* [Records shown]
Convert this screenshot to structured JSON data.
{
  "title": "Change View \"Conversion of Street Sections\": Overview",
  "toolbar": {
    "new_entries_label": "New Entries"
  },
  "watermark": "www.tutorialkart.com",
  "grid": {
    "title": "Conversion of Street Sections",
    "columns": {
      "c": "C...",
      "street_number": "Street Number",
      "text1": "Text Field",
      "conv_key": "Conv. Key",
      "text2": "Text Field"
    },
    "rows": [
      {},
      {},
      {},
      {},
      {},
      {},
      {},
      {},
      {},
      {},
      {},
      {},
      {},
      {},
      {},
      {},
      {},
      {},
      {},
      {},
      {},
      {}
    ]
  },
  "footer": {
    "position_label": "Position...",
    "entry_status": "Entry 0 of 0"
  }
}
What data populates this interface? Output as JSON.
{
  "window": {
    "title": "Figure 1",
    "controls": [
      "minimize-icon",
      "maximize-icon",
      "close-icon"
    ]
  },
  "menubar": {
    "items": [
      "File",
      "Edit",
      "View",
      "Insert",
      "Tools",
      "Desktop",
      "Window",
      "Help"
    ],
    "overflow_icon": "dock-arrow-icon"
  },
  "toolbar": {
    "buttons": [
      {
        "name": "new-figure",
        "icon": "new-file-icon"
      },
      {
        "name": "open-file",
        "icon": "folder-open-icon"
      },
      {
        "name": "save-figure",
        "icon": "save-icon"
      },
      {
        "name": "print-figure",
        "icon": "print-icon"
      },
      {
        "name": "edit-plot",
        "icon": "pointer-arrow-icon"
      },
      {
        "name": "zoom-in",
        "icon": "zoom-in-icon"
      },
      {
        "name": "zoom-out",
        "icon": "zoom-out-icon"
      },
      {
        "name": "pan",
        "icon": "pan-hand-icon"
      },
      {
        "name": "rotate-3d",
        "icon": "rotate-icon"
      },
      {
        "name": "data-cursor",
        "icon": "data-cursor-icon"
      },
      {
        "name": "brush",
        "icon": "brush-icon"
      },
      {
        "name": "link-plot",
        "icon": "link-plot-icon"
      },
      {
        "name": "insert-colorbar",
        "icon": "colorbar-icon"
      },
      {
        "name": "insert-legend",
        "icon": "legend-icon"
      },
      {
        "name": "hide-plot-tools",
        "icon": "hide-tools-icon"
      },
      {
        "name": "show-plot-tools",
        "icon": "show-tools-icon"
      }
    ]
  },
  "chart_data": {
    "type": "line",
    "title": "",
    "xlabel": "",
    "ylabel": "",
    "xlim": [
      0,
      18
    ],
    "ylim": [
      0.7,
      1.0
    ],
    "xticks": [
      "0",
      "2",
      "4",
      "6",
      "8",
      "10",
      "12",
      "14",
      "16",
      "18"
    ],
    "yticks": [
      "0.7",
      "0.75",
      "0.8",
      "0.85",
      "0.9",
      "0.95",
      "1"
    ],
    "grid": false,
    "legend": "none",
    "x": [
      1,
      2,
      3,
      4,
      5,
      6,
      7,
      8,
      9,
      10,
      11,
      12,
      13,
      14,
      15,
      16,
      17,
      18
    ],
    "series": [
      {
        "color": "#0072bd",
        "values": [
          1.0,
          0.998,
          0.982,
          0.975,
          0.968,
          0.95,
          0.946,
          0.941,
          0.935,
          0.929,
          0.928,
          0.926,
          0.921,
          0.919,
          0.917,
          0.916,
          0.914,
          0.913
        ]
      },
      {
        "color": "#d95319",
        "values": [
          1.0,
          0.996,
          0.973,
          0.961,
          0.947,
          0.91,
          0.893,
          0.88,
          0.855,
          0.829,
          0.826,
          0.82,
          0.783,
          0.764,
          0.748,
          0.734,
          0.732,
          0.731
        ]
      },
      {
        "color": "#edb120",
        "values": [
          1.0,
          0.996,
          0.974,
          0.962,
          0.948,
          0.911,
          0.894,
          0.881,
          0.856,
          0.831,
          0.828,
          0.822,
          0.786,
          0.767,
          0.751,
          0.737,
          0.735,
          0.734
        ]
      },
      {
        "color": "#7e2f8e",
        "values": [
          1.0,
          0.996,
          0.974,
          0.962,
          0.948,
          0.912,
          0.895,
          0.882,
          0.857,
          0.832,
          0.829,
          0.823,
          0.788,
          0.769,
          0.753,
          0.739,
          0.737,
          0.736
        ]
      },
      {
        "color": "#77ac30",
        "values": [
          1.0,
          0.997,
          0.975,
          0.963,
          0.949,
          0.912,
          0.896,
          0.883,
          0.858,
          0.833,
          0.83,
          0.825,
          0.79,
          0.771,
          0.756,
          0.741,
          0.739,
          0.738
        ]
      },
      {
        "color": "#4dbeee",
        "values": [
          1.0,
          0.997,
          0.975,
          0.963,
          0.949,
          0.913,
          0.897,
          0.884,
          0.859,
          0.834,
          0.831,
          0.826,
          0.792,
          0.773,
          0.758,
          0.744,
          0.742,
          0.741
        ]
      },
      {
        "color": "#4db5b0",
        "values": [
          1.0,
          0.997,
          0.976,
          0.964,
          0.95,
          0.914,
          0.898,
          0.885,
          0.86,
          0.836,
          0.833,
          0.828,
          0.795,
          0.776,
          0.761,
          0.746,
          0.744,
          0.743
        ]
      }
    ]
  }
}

* [Request] Would you reproduce all the entries exactly?

* [Full answer]
Convert this screenshot to structured JSON data.
{
  "title": "Change View \"Conversion of Street Sections\": Overview",
  "toolbar": {
    "new_entries_label": "New Entries"
  },
  "watermark": "www.tutorialkart.com",
  "grid": {
    "title": "Conversion of Street Sections",
    "columns": {
      "c": "C...",
      "street_number": "Street Number",
      "text1": "Text Field",
      "conv_key": "Conv. Key",
      "text2": "Text Field"
    },
    "rows": [
      {},
      {},
      {},
      {},
      {},
      {},
      {},
      {},
      {},
      {},
      {},
      {},
      {},
      {},
      {},
      {},
      {},
      {},
      {},
      {},
      {},
      {}
    ]
  },
  "footer": {
    "position_label": "Position...",
    "entry_status": "Entry 0 of 0"
  }
}
What data populates this interface? Output as JSON.
{
  "window": {
    "title": "Figure 1",
    "controls": [
      "minimize-icon",
      "maximize-icon",
      "close-icon"
    ]
  },
  "menubar": {
    "items": [
      "File",
      "Edit",
      "View",
      "Insert",
      "Tools",
      "Desktop",
      "Window",
      "Help"
    ],
    "overflow_icon": "dock-arrow-icon"
  },
  "toolbar": {
    "buttons": [
      {
        "name": "new-figure",
        "icon": "new-file-icon"
      },
      {
        "name": "open-file",
        "icon": "folder-open-icon"
      },
      {
        "name": "save-figure",
        "icon": "save-icon"
      },
      {
        "name": "print-figure",
        "icon": "print-icon"
      },
      {
        "name": "edit-plot",
        "icon": "pointer-arrow-icon"
      },
      {
        "name": "zoom-in",
        "icon": "zoom-in-icon"
      },
      {
        "name": "zoom-out",
        "icon": "zoom-out-icon"
      },
      {
        "name": "pan",
        "icon": "pan-hand-icon"
      },
      {
        "name": "rotate-3d",
        "icon": "rotate-icon"
      },
      {
        "name": "data-cursor",
        "icon": "data-cursor-icon"
      },
      {
        "name": "brush",
        "icon": "brush-icon"
      },
      {
        "name": "link-plot",
        "icon": "link-plot-icon"
      },
      {
        "name": "insert-colorbar",
        "icon": "colorbar-icon"
      },
      {
        "name": "insert-legend",
        "icon": "legend-icon"
      },
      {
        "name": "hide-plot-tools",
        "icon": "hide-tools-icon"
      },
      {
        "name": "show-plot-tools",
        "icon": "show-tools-icon"
      }
    ]
  },
  "chart_data": {
    "type": "line",
    "title": "",
    "xlabel": "",
    "ylabel": "",
    "xlim": [
      0,
      18
    ],
    "ylim": [
      0.7,
      1.0
    ],
    "xticks": [
      "0",
      "2",
      "4",
      "6",
      "8",
      "10",
      "12",
      "14",
      "16",
      "18"
    ],
    "yticks": [
      "0.7",
      "0.75",
      "0.8",
      "0.85",
      "0.9",
      "0.95",
      "1"
    ],
    "grid": false,
    "legend": "none",
    "x": [
      1,
      2,
      3,
      4,
      5,
      6,
      7,
      8,
      9,
      10,
      11,
      12,
      13,
      14,
      15,
      16,
      17,
      18
    ],
    "series": [
      {
        "color": "#0072bd",
        "values": [
          1.0,
          0.998,
          0.982,
          0.975,
          0.968,
          0.95,
          0.946,
          0.941,
          0.935,
          0.929,
          0.928,
          0.926,
          0.921,
          0.919,
          0.917,
          0.916,
          0.914,
          0.913
        ]
      },
      {
        "color": "#d95319",
        "values": [
          1.0,
          0.996,
          0.973,
          0.961,
          0.947,
          0.91,
          0.893,
          0.88,
          0.855,
          0.829,
          0.826,
          0.82,
          0.783,
          0.764,
          0.748,
          0.734,
          0.732,
          0.731
        ]
      },
      {
        "color": "#edb120",
        "values": [
          1.0,
          0.996,
          0.974,
          0.962,
          0.948,
          0.911,
          0.894,
          0.881,
          0.856,
          0.831,
          0.828,
          0.822,
          0.786,
          0.767,
          0.751,
          0.737,
          0.735,
          0.734
        ]
      },
      {
        "color": "#7e2f8e",
        "values": [
          1.0,
          0.996,
          0.974,
          0.962,
          0.948,
          0.912,
          0.895,
          0.882,
          0.857,
          0.832,
          0.829,
          0.823,
          0.788,
          0.769,
          0.753,
          0.739,
          0.737,
          0.736
        ]
      },
      {
        "color": "#77ac30",
        "values": [
          1.0,
          0.997,
          0.975,
          0.963,
          0.949,
          0.912,
          0.896,
          0.883,
          0.858,
          0.833,
          0.83,
          0.825,
          0.79,
          0.771,
          0.756,
          0.741,
          0.739,
          0.738
        ]
      },
      {
        "color": "#4dbeee",
        "values": [
          1.0,
          0.997,
          0.975,
          0.963,
          0.949,
          0.913,
          0.897,
          0.884,
          0.859,
          0.834,
          0.831,
          0.826,
          0.792,
          0.773,
          0.758,
          0.744,
          0.742,
          0.741
        ]
      },
      {
        "color": "#4db5b0",
        "values": [
          1.0,
          0.997,
          0.976,
          0.964,
          0.95,
          0.914,
          0.898,
          0.885,
          0.86,
          0.836,
          0.833,
          0.828,
          0.795,
          0.776,
          0.761,
          0.746,
          0.744,
          0.743
        ]
      }
    ]
  }
}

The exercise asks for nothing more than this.